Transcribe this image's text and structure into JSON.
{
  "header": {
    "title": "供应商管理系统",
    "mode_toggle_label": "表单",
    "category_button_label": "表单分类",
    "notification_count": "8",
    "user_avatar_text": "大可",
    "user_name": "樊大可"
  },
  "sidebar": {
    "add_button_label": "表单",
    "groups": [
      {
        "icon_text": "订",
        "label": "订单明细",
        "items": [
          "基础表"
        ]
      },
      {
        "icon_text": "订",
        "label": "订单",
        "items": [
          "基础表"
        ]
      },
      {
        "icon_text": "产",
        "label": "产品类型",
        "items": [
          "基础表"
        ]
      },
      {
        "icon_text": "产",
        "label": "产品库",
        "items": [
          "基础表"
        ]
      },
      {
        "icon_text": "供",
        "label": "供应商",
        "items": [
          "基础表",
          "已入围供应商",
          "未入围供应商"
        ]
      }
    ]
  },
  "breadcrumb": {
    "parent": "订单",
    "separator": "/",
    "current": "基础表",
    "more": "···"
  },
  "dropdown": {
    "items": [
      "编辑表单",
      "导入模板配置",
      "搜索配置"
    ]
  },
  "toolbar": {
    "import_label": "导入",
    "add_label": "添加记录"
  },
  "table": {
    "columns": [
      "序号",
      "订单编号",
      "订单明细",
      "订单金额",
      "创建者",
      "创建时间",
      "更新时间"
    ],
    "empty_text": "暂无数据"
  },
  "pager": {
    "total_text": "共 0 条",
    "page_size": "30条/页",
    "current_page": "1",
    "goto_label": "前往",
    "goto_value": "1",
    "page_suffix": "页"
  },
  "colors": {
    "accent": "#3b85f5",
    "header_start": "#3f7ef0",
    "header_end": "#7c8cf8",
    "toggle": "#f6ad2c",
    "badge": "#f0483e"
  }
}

• • • •

• Written exercise:
Return every entry verbatim.

• Answer below:
Transcribe this image's text and structure into JSON.
{
  "header": {
    "title": "供应商管理系统",
    "mode_toggle_label": "表单",
    "category_button_label": "表单分类",
    "notification_count": "8",
    "user_avatar_text": "大可",
    "user_name": "樊大可"
  },
  "sidebar": {
    "add_button_label": "表单",
    "groups": [
      {
        "icon_text": "订",
        "label": "订单明细",
        "items": [
          "基础表"
        ]
      },
      {
        "icon_text": "订",
        "label": "订单",
        "items": [
          "基础表"
        ]
      },
      {
        "icon_text": "产",
        "label": "产品类型",
        "items": [
          "基础表"
        ]
      },
      {
        "icon_text": "产",
        "label": "产品库",
        "items": [
          "基础表"
        ]
      },
      {
        "icon_text": "供",
        "label": "供应商",
        "items": [
          "基础表",
          "已入围供应商",
          "未入围供应商"
        ]
      }
    ]
  },
  "breadcrumb": {
    "parent": "订单",
    "separator": "/",
    "current": "基础表",
    "more": "···"
  },
  "dropdown": {
    "items": [
      "编辑表单",
      "导入模板配置",
      "搜索配置"
    ]
  },
  "toolbar": {
    "import_label": "导入",
    "add_label": "添加记录"
  },
  "table": {
    "columns": [
      "序号",
      "订单编号",
      "订单明细",
      "订单金额",
      "创建者",
      "创建时间",
      "更新时间"
    ],
    "empty_text": "暂无数据"
  },
  "pager": {
    "total_text": "共 0 条",
    "page_size": "30条/页",
    "current_page": "1",
    "goto_label": "前往",
    "goto_value": "1",
    "page_suffix": "页"
  },
  "colors": {
    "accent": "#3b85f5",
    "header_start": "#3f7ef0",
    "header_end": "#7c8cf8",
    "toggle": "#f6ad2c",
    "badge": "#f0483e"
  }
}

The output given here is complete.